[Begin Supplied material]

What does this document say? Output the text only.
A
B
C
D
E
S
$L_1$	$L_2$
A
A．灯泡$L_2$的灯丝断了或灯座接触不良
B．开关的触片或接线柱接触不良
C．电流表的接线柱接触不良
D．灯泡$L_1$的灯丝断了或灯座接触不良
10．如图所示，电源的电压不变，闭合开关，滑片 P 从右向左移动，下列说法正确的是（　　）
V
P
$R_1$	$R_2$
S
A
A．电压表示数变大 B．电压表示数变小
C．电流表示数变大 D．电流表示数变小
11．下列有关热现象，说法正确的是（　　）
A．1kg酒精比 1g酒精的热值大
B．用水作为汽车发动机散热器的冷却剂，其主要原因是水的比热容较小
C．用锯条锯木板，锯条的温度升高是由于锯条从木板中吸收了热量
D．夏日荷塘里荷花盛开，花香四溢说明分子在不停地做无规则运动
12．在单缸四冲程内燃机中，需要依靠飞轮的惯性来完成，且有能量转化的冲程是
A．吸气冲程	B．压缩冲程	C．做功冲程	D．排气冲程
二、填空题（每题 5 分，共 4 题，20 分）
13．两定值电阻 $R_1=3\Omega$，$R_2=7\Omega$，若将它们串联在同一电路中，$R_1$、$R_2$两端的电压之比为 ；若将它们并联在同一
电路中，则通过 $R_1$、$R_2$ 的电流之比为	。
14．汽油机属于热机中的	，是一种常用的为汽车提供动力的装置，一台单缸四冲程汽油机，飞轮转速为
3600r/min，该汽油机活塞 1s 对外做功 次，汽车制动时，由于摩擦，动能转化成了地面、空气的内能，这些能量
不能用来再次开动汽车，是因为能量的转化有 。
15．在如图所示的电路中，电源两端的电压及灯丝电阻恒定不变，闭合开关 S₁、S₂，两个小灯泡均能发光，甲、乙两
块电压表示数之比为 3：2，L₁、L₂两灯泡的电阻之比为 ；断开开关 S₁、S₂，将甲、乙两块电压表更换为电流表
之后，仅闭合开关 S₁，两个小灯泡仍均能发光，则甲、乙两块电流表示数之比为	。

[End Supplied material]

:: Exercise task ::
Among the records above, how many lines carry the string "的灯丝断了或灯座接触不良"? Reply with the number alone.

:: Solution for this problem ::
2